## begin Data lines

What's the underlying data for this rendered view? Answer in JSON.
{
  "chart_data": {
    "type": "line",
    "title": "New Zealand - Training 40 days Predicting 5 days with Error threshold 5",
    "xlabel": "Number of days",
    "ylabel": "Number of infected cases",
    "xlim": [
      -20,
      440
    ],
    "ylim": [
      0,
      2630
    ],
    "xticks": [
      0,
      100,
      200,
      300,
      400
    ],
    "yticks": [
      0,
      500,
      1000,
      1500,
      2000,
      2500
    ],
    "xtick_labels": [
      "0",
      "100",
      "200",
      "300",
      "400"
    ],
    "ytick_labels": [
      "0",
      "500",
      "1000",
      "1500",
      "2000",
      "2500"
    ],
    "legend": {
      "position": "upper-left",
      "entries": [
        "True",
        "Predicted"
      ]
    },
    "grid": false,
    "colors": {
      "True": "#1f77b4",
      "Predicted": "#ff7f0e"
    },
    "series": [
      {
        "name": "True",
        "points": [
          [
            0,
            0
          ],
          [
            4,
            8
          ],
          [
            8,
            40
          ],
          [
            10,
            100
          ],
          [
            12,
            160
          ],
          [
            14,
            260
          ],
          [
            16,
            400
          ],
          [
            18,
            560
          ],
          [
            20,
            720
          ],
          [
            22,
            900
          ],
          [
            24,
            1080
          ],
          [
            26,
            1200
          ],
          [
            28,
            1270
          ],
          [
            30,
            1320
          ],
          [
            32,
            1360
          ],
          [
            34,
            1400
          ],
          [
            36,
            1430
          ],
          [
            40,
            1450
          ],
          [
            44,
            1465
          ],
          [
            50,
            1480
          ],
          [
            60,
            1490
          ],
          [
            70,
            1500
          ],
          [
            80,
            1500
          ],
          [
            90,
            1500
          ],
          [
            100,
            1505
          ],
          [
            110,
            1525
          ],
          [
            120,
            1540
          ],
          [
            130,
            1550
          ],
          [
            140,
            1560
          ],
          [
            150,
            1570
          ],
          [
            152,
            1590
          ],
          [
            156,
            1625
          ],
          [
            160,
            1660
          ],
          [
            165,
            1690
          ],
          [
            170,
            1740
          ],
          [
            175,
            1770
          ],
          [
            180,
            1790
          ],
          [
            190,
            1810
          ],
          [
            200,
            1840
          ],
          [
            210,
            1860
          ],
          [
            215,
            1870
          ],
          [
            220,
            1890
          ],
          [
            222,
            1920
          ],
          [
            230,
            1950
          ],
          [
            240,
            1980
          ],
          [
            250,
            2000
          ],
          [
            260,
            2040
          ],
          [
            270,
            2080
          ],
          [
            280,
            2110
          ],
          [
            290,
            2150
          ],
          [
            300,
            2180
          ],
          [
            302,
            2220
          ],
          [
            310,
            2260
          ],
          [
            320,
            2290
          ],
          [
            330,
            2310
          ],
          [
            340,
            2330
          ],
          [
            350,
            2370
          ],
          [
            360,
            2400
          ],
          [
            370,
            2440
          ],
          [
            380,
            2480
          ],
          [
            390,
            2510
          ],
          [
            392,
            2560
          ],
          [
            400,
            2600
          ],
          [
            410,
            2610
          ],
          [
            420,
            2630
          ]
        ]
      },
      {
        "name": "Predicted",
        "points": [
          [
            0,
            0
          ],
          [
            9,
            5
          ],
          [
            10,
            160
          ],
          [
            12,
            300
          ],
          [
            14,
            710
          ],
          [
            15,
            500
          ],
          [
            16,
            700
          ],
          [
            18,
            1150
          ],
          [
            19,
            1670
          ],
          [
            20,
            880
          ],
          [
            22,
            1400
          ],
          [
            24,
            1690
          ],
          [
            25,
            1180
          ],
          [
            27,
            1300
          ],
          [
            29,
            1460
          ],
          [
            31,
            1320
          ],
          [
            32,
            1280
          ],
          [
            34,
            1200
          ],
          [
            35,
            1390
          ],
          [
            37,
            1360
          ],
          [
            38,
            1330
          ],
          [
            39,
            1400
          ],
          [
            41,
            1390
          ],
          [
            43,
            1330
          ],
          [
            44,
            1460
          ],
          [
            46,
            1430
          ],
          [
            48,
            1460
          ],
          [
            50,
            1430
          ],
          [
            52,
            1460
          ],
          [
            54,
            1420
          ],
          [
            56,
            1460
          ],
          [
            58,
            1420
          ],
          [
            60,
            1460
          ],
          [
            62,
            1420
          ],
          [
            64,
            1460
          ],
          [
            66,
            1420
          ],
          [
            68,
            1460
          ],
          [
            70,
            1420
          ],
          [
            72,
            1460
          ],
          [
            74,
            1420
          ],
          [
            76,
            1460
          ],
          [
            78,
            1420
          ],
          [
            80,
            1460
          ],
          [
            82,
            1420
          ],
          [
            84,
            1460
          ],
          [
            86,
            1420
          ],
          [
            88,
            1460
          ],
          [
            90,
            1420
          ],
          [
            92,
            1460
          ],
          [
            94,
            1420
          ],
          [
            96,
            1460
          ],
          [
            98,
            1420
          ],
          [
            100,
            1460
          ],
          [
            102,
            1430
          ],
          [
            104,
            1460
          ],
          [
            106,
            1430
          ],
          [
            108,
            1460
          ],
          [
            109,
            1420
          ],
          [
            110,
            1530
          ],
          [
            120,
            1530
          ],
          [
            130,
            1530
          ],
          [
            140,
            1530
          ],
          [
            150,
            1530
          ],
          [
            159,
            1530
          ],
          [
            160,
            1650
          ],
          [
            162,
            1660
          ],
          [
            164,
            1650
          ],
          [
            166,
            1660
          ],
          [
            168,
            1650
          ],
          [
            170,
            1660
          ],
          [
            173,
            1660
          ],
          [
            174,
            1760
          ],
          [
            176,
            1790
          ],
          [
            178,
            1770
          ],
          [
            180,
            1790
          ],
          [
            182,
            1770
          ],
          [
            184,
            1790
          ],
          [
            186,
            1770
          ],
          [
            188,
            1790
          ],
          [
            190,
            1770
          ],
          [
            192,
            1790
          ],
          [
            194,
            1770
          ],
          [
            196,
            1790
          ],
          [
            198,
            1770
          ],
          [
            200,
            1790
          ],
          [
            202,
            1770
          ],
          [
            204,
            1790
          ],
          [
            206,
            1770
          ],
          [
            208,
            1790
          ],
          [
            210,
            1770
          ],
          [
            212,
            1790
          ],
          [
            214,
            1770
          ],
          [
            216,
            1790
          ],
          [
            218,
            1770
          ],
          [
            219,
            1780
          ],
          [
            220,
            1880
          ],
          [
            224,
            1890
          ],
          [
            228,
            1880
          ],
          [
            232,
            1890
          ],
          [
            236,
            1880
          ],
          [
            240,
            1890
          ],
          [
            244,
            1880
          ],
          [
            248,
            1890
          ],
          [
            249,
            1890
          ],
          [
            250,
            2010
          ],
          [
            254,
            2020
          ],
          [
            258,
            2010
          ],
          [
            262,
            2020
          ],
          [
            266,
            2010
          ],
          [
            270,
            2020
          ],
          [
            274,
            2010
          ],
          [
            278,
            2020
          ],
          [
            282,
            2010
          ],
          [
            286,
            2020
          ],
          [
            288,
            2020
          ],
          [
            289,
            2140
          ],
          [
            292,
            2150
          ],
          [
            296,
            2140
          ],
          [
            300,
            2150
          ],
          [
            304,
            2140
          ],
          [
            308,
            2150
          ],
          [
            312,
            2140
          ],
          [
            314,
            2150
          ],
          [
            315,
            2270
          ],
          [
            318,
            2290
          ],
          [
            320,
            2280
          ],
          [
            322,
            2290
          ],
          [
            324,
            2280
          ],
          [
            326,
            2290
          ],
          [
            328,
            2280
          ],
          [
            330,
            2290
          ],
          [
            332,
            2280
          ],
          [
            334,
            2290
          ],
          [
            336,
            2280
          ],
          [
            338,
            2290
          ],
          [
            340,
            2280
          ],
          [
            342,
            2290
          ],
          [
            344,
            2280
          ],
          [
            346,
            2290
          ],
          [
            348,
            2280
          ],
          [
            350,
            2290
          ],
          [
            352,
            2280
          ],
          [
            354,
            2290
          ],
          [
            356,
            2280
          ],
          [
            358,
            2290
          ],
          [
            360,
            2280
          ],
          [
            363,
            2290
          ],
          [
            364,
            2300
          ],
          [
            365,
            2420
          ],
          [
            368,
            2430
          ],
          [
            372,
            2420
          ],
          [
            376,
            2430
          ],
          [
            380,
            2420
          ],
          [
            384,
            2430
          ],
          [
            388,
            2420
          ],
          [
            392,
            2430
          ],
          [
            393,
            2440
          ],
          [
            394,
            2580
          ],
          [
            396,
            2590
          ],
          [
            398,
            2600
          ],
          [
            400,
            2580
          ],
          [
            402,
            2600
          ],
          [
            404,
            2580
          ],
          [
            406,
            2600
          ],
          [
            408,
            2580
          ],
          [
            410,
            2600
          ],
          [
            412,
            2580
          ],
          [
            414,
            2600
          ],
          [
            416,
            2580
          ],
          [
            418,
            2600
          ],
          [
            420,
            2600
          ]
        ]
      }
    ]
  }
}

## end Data lines

- _Exercise objective_
Check every line of the listing for the string "days" and report how many lines have it, as a number alone.

- _Output for this exercise_
2